RECORD EXCERPTS:
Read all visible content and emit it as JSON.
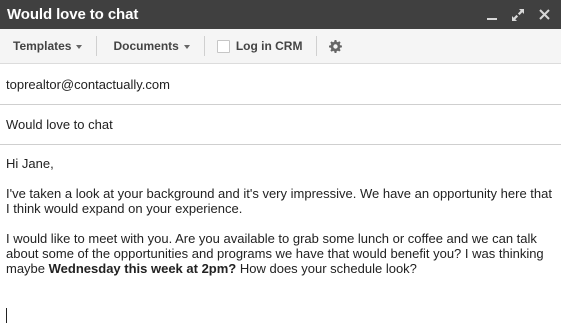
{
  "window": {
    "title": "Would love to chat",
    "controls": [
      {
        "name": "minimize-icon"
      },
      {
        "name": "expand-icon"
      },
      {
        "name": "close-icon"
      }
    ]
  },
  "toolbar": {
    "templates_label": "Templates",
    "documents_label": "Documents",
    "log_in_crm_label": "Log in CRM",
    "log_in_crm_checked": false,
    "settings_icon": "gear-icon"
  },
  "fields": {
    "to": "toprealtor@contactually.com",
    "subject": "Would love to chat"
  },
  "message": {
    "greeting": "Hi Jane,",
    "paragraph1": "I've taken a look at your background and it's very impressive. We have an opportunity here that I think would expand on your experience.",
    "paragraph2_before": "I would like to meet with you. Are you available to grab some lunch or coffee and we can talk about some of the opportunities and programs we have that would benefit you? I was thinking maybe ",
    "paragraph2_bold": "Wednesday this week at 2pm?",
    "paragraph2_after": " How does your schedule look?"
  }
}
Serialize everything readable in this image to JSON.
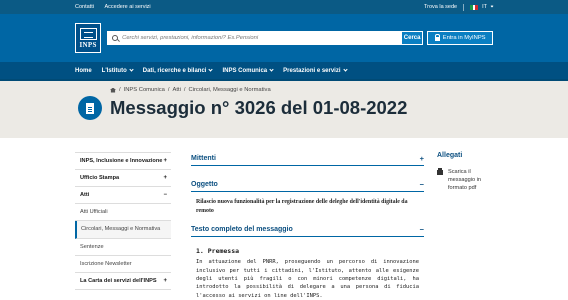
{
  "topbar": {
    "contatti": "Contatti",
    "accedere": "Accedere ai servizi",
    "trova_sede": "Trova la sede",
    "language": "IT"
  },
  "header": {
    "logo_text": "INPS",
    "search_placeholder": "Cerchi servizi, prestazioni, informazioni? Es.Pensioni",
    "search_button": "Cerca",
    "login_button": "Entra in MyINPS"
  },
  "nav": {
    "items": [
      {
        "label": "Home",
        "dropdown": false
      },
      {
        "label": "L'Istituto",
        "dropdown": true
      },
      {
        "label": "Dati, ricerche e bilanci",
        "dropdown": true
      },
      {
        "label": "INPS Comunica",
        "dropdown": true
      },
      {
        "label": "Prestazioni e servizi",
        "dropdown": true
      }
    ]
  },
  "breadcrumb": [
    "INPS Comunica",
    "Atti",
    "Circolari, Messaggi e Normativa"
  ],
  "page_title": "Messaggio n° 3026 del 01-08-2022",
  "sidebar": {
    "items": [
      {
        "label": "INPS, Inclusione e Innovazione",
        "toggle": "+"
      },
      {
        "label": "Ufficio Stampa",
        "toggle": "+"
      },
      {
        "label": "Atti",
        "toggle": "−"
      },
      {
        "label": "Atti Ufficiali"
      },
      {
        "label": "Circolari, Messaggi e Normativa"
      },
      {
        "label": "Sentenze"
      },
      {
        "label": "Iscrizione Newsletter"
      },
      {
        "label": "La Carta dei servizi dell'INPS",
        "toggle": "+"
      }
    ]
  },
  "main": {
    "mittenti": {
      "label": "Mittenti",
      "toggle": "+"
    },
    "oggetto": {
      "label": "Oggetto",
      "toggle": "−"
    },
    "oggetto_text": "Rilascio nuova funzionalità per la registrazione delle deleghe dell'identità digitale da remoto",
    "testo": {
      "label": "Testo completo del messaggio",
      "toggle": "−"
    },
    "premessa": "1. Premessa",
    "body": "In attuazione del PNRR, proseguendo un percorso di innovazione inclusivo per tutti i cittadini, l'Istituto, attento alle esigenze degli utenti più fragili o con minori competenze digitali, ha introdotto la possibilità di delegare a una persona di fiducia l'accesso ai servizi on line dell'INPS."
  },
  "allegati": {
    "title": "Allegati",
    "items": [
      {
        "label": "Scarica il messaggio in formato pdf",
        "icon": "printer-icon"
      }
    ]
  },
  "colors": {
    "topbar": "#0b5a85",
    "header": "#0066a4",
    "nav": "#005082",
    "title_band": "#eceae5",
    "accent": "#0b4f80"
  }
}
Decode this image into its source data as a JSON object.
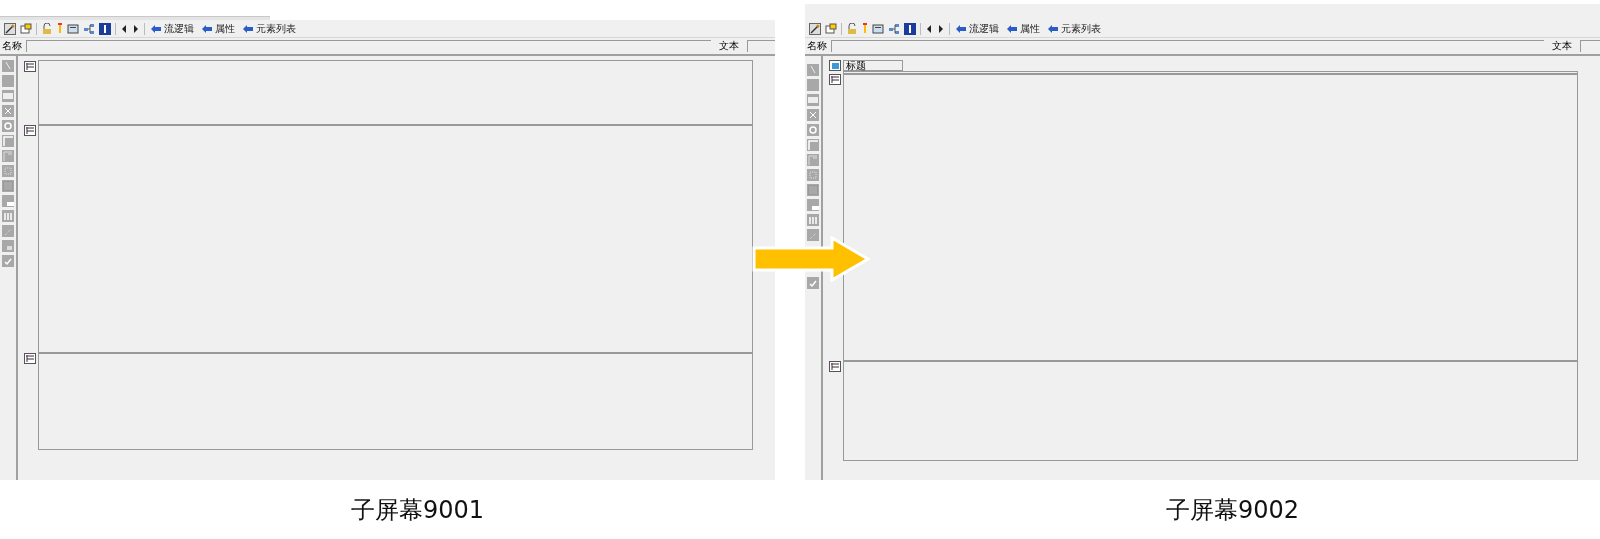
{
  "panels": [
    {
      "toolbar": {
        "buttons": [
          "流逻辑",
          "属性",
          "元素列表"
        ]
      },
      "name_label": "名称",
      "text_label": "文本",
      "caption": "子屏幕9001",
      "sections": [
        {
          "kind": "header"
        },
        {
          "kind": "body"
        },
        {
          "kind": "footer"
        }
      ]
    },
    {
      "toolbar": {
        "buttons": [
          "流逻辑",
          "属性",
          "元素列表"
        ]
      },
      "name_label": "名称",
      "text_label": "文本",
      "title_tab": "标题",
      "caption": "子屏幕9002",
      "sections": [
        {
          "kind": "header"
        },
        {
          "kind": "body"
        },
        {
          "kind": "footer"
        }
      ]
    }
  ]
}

YOUR OBJECTIVE: Find each line that has the word "Circolari", then copy it out.

EXERCISE SOLUTION:
    "Circolari, Messaggi e Normativa"
        "label": "Circolari, Messaggi e Normativa"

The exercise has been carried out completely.